» **Directions**
An exact copy of all the data is required, with pictures left out.

Items listed in a dataset:

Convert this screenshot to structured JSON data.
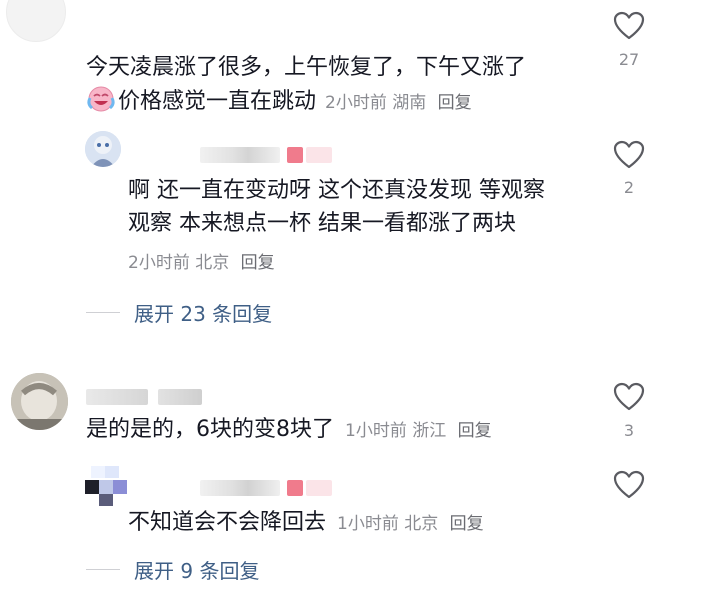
{
  "comments": [
    {
      "text_line1": "今天凌晨涨了很多，上午恢复了，下午又涨了",
      "text_line2": "价格感觉一直在跳动",
      "time": "2小时前",
      "location": "湖南",
      "reply_label": "回复",
      "likes": "27"
    },
    {
      "text_line1": "啊 还一直在变动呀 这个还真没发现 等观察",
      "text_line2": "观察 本来想点一杯 结果一看都涨了两块",
      "time": "2小时前",
      "location": "北京",
      "reply_label": "回复",
      "likes": "2"
    },
    {
      "text": "是的是的，6块的变8块了",
      "time": "1小时前",
      "location": "浙江",
      "reply_label": "回复",
      "likes": "3"
    },
    {
      "text": "不知道会不会降回去",
      "time": "1小时前",
      "location": "北京",
      "reply_label": "回复"
    }
  ],
  "expand_replies": [
    {
      "label": "展开 23 条回复"
    },
    {
      "label": "展开 9 条回复"
    }
  ],
  "icons": {
    "like": "heart-outline-icon",
    "emoji": "crying-laugh-emoji-icon"
  },
  "colors": {
    "text": "#161823",
    "meta": "#8a8b91",
    "expand": "#3f5f86",
    "heart_stroke": "#5a5b61"
  }
}
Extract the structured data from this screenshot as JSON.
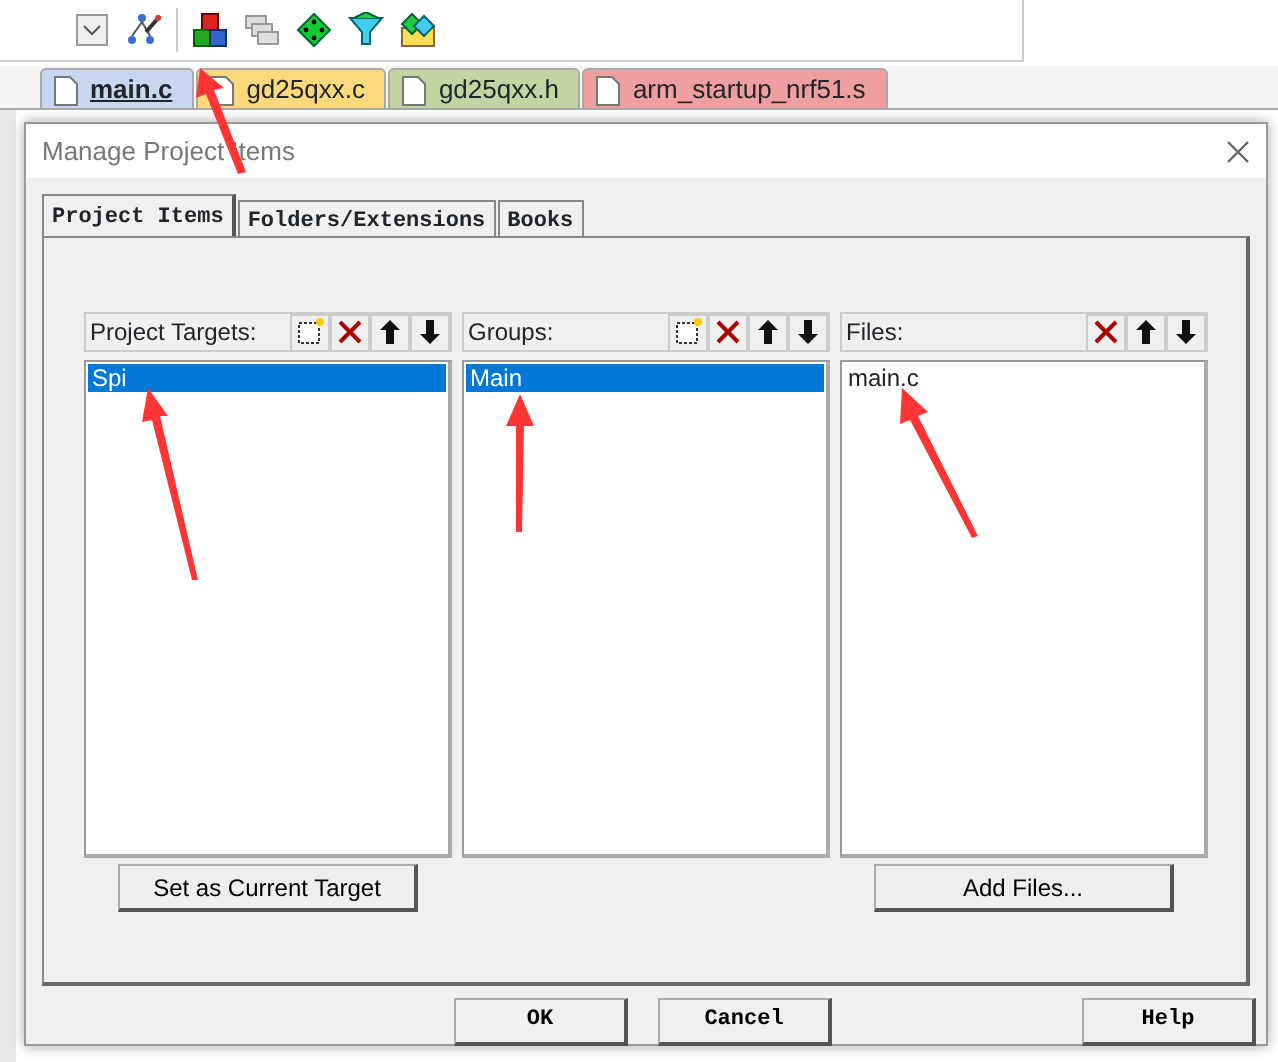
{
  "editor_tabs": [
    {
      "label": "main.c",
      "selected": true,
      "color": "#c9d6f0"
    },
    {
      "label": "gd25qxx.c",
      "selected": false,
      "color": "#fcd97c"
    },
    {
      "label": "gd25qxx.h",
      "selected": false,
      "color": "#c3d3a2"
    },
    {
      "label": "arm_startup_nrf51.s",
      "selected": false,
      "color": "#ef9f9f"
    }
  ],
  "dialog": {
    "title": "Manage Project Items",
    "tabs": [
      {
        "label": "Project Items",
        "selected": true
      },
      {
        "label": "Folders/Extensions",
        "selected": false
      },
      {
        "label": "Books",
        "selected": false
      }
    ],
    "panels": [
      {
        "title": "Project Targets:",
        "tools": [
          {
            "kind": "new"
          },
          {
            "kind": "delete"
          },
          {
            "kind": "up"
          },
          {
            "kind": "down"
          }
        ],
        "items": [
          {
            "label": "Spi",
            "selected": true
          }
        ],
        "button": "Set as Current Target"
      },
      {
        "title": "Groups:",
        "tools": [
          {
            "kind": "new"
          },
          {
            "kind": "delete"
          },
          {
            "kind": "up"
          },
          {
            "kind": "down"
          }
        ],
        "items": [
          {
            "label": "Main",
            "selected": true
          }
        ]
      },
      {
        "title": "Files:",
        "tools": [
          {
            "kind": "delete"
          },
          {
            "kind": "up"
          },
          {
            "kind": "down"
          }
        ],
        "items": [
          {
            "label": "main.c",
            "selected": false
          }
        ],
        "button": "Add Files..."
      }
    ],
    "buttons": [
      {
        "label": "OK",
        "kind": "ok"
      },
      {
        "label": "Cancel",
        "kind": "cancel"
      },
      {
        "label": "Help",
        "kind": "help"
      }
    ]
  }
}
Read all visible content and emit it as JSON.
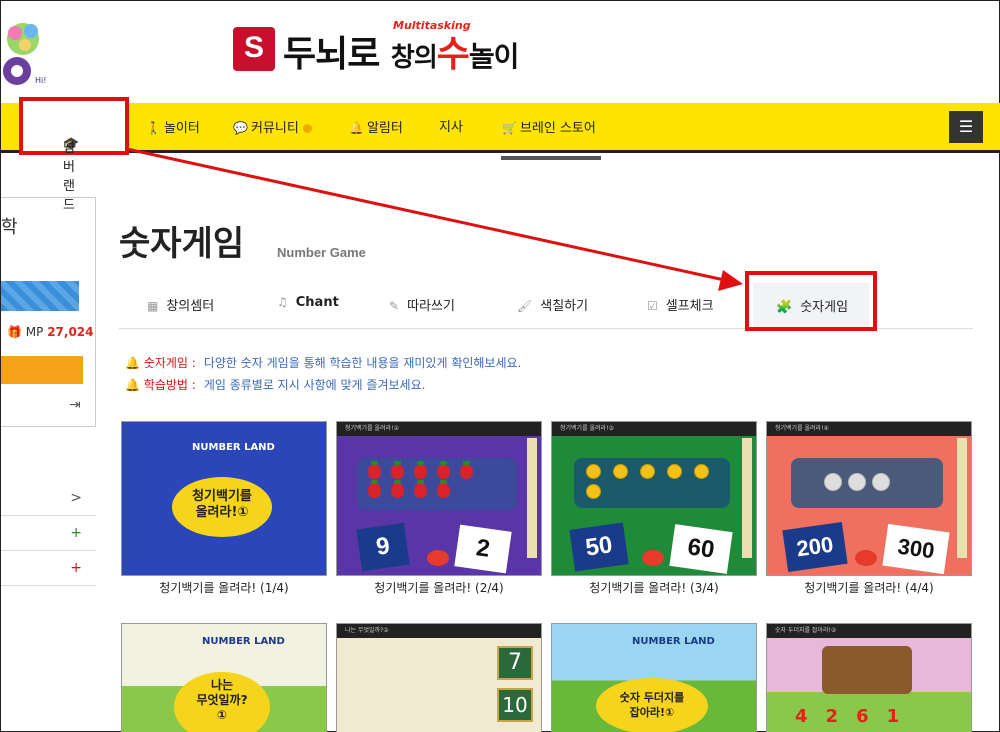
{
  "header": {
    "brand_badge": "S",
    "brand_title_a": "두뇌로 ",
    "brand_title_b": "창의",
    "brand_title_c": "수",
    "brand_title_d": "놀이",
    "brand_sup": "Multitasking"
  },
  "nav": {
    "items": [
      {
        "label": "넘버랜드",
        "icon": "graduation-cap-icon"
      },
      {
        "label": "놀이터",
        "icon": "walk-icon"
      },
      {
        "label": "커뮤니티",
        "icon": "chat-icon"
      },
      {
        "label": "알림터",
        "icon": "bell-icon"
      },
      {
        "label": "지사",
        "icon": ""
      },
      {
        "label": "브레인 스토어",
        "icon": "cart-icon"
      }
    ],
    "menu_icon": "list-menu-icon"
  },
  "sidebar": {
    "partial_text": "학",
    "mp_label": "MP",
    "mp_value": "27,024",
    "rows": [
      ">",
      "+",
      "+"
    ]
  },
  "main": {
    "title": "숫자게임",
    "subtitle": "Number Game",
    "tabs": [
      {
        "label": "창의셈터",
        "icon": "calculator-icon"
      },
      {
        "label": "Chant",
        "icon": "music-icon"
      },
      {
        "label": "따라쓰기",
        "icon": "pencil-icon"
      },
      {
        "label": "색칠하기",
        "icon": "brush-icon"
      },
      {
        "label": "셀프체크",
        "icon": "check-icon"
      },
      {
        "label": "숫자게임",
        "icon": "puzzle-icon",
        "active": true
      }
    ],
    "info": [
      {
        "key": "숫자게임 :",
        "value": "다양한 숫자 게임을 통해 학습한 내용을 재미있게 확인해보세요."
      },
      {
        "key": "학습방법 :",
        "value": "게임 종류별로 지시 사항에 맞게 즐겨보세요."
      }
    ]
  },
  "games": [
    {
      "caption": "청기백기를 올려라! (1/4)",
      "thumb_text": "청기백기를\n올려라!①",
      "logo": "NUMBER LAND"
    },
    {
      "caption": "청기백기를 올려라! (2/4)",
      "flag_left": "9",
      "flag_right": "2"
    },
    {
      "caption": "청기백기를 올려라! (3/4)",
      "flag_left": "50",
      "flag_right": "60"
    },
    {
      "caption": "청기백기를 올려라! (4/4)",
      "flag_left": "200",
      "flag_right": "300"
    },
    {
      "caption": "",
      "thumb_text": "나는\n무엇일까?\n①",
      "logo": "NUMBER LAND"
    },
    {
      "caption": "",
      "num_a": "7",
      "num_b": "10"
    },
    {
      "caption": "",
      "thumb_text": "숫자 두더지를\n잡아라!①",
      "logo": "NUMBER LAND"
    },
    {
      "caption": "",
      "digits": [
        "4",
        "2",
        "6",
        "1"
      ]
    }
  ],
  "colors": {
    "nav_bg": "#ffe400",
    "highlight": "#e01010",
    "accent_red": "#e2231a",
    "info_blue": "#3a6ab8"
  }
}
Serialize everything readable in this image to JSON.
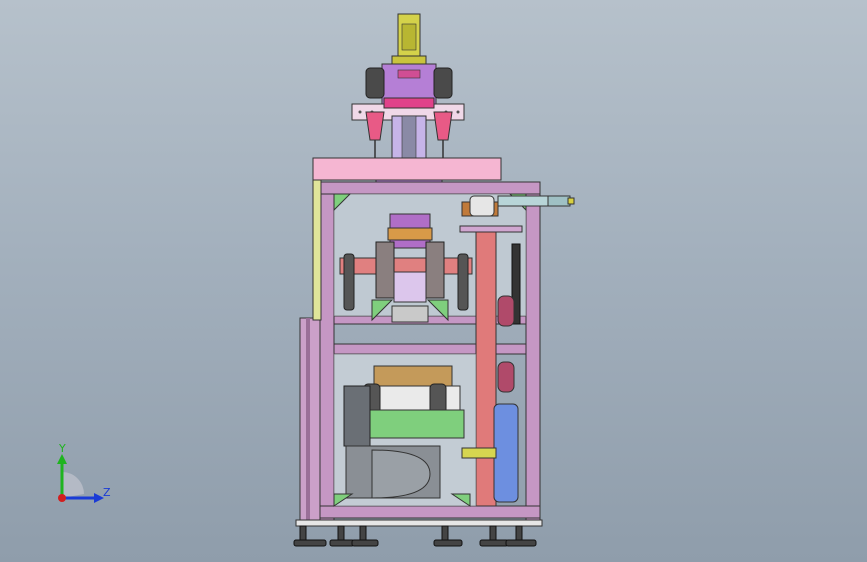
{
  "viewport": {
    "background_top": "#b6c1cb",
    "background_bottom": "#8f9dab"
  },
  "triad": {
    "y_label": "Y",
    "z_label": "Z",
    "y_color": "#1fb41f",
    "z_color": "#1a3bd6",
    "x_color": "#d21e1e"
  },
  "model": {
    "frame_color": "#c79ac6",
    "frame_edge": "#3a2a3a",
    "pink_panel": "#f2b7d3",
    "green_plate": "#7fcf7d",
    "purple_block": "#b06ec7",
    "cylinder_blue": "#6d8fe0",
    "rod_red": "#e07878",
    "olive": "#d6d650",
    "dark": "#4a4a4a",
    "grey_motor": "#8a8f95"
  }
}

» **Task result**
Convert this screenshot to structured JSON data.
{
  "comments": [
    {
      "text_line1": "今天凌晨涨了很多，上午恢复了，下午又涨了",
      "text_line2": "价格感觉一直在跳动",
      "time": "2小时前",
      "location": "湖南",
      "reply_label": "回复",
      "likes": "27"
    },
    {
      "text_line1": "啊 还一直在变动呀 这个还真没发现 等观察",
      "text_line2": "观察 本来想点一杯 结果一看都涨了两块",
      "time": "2小时前",
      "location": "北京",
      "reply_label": "回复",
      "likes": "2"
    },
    {
      "text": "是的是的，6块的变8块了",
      "time": "1小时前",
      "location": "浙江",
      "reply_label": "回复",
      "likes": "3"
    },
    {
      "text": "不知道会不会降回去",
      "time": "1小时前",
      "location": "北京",
      "reply_label": "回复"
    }
  ],
  "expand_replies": [
    {
      "label": "展开 23 条回复"
    },
    {
      "label": "展开 9 条回复"
    }
  ],
  "icons": {
    "like": "heart-outline-icon",
    "emoji": "crying-laugh-emoji-icon"
  },
  "colors": {
    "text": "#161823",
    "meta": "#8a8b91",
    "expand": "#3f5f86",
    "heart_stroke": "#5a5b61"
  }
}
Extract the structured data from this screenshot as JSON.
{
  "editor_tabs": [
    {
      "label": "main.c",
      "selected": true,
      "color": "#c9d6f0"
    },
    {
      "label": "gd25qxx.c",
      "selected": false,
      "color": "#fcd97c"
    },
    {
      "label": "gd25qxx.h",
      "selected": false,
      "color": "#c3d3a2"
    },
    {
      "label": "arm_startup_nrf51.s",
      "selected": false,
      "color": "#ef9f9f"
    }
  ],
  "dialog": {
    "title": "Manage Project Items",
    "tabs": [
      {
        "label": "Project Items",
        "selected": true
      },
      {
        "label": "Folders/Extensions",
        "selected": false
      },
      {
        "label": "Books",
        "selected": false
      }
    ],
    "panels": [
      {
        "title": "Project Targets:",
        "tools": [
          {
            "kind": "new"
          },
          {
            "kind": "delete"
          },
          {
            "kind": "up"
          },
          {
            "kind": "down"
          }
        ],
        "items": [
          {
            "label": "Spi",
            "selected": true
          }
        ],
        "button": "Set as Current Target"
      },
      {
        "title": "Groups:",
        "tools": [
          {
            "kind": "new"
          },
          {
            "kind": "delete"
          },
          {
            "kind": "up"
          },
          {
            "kind": "down"
          }
        ],
        "items": [
          {
            "label": "Main",
            "selected": true
          }
        ]
      },
      {
        "title": "Files:",
        "tools": [
          {
            "kind": "delete"
          },
          {
            "kind": "up"
          },
          {
            "kind": "down"
          }
        ],
        "items": [
          {
            "label": "main.c",
            "selected": false
          }
        ],
        "button": "Add Files..."
      }
    ],
    "buttons": [
      {
        "label": "OK",
        "kind": "ok"
      },
      {
        "label": "Cancel",
        "kind": "cancel"
      },
      {
        "label": "Help",
        "kind": "help"
      }
    ]
  }
}
Read all visible content and emit it as JSON.
{
  "header": {
    "brand_badge": "S",
    "brand_title_a": "두뇌로 ",
    "brand_title_b": "창의",
    "brand_title_c": "수",
    "brand_title_d": "놀이",
    "brand_sup": "Multitasking"
  },
  "nav": {
    "items": [
      {
        "label": "넘버랜드",
        "icon": "graduation-cap-icon"
      },
      {
        "label": "놀이터",
        "icon": "walk-icon"
      },
      {
        "label": "커뮤니티",
        "icon": "chat-icon"
      },
      {
        "label": "알림터",
        "icon": "bell-icon"
      },
      {
        "label": "지사",
        "icon": ""
      },
      {
        "label": "브레인 스토어",
        "icon": "cart-icon"
      }
    ],
    "menu_icon": "list-menu-icon"
  },
  "sidebar": {
    "partial_text": "학",
    "mp_label": "MP",
    "mp_value": "27,024",
    "rows": [
      ">",
      "+",
      "+"
    ]
  },
  "main": {
    "title": "숫자게임",
    "subtitle": "Number Game",
    "tabs": [
      {
        "label": "창의셈터",
        "icon": "calculator-icon"
      },
      {
        "label": "Chant",
        "icon": "music-icon"
      },
      {
        "label": "따라쓰기",
        "icon": "pencil-icon"
      },
      {
        "label": "색칠하기",
        "icon": "brush-icon"
      },
      {
        "label": "셀프체크",
        "icon": "check-icon"
      },
      {
        "label": "숫자게임",
        "icon": "puzzle-icon",
        "active": true
      }
    ],
    "info": [
      {
        "key": "숫자게임 :",
        "value": "다양한 숫자 게임을 통해 학습한 내용을 재미있게 확인해보세요."
      },
      {
        "key": "학습방법 :",
        "value": "게임 종류별로 지시 사항에 맞게 즐겨보세요."
      }
    ]
  },
  "games": [
    {
      "caption": "청기백기를 올려라! (1/4)",
      "thumb_text": "청기백기를\n올려라!①",
      "logo": "NUMBER LAND"
    },
    {
      "caption": "청기백기를 올려라! (2/4)",
      "flag_left": "9",
      "flag_right": "2"
    },
    {
      "caption": "청기백기를 올려라! (3/4)",
      "flag_left": "50",
      "flag_right": "60"
    },
    {
      "caption": "청기백기를 올려라! (4/4)",
      "flag_left": "200",
      "flag_right": "300"
    },
    {
      "caption": "",
      "thumb_text": "나는\n무엇일까?\n①",
      "logo": "NUMBER LAND"
    },
    {
      "caption": "",
      "num_a": "7",
      "num_b": "10"
    },
    {
      "caption": "",
      "thumb_text": "숫자 두더지를\n잡아라!①",
      "logo": "NUMBER LAND"
    },
    {
      "caption": "",
      "digits": [
        "4",
        "2",
        "6",
        "1"
      ]
    }
  ],
  "colors": {
    "nav_bg": "#ffe400",
    "highlight": "#e01010",
    "accent_red": "#e2231a",
    "info_blue": "#3a6ab8"
  }
}
Serialize everything readable in this image to JSON.
{
  "viewport": {
    "background_top": "#b6c1cb",
    "background_bottom": "#8f9dab"
  },
  "triad": {
    "y_label": "Y",
    "z_label": "Z",
    "y_color": "#1fb41f",
    "z_color": "#1a3bd6",
    "x_color": "#d21e1e"
  },
  "model": {
    "frame_color": "#c79ac6",
    "frame_edge": "#3a2a3a",
    "pink_panel": "#f2b7d3",
    "green_plate": "#7fcf7d",
    "purple_block": "#b06ec7",
    "cylinder_blue": "#6d8fe0",
    "rod_red": "#e07878",
    "olive": "#d6d650",
    "dark": "#4a4a4a",
    "grey_motor": "#8a8f95"
  }
}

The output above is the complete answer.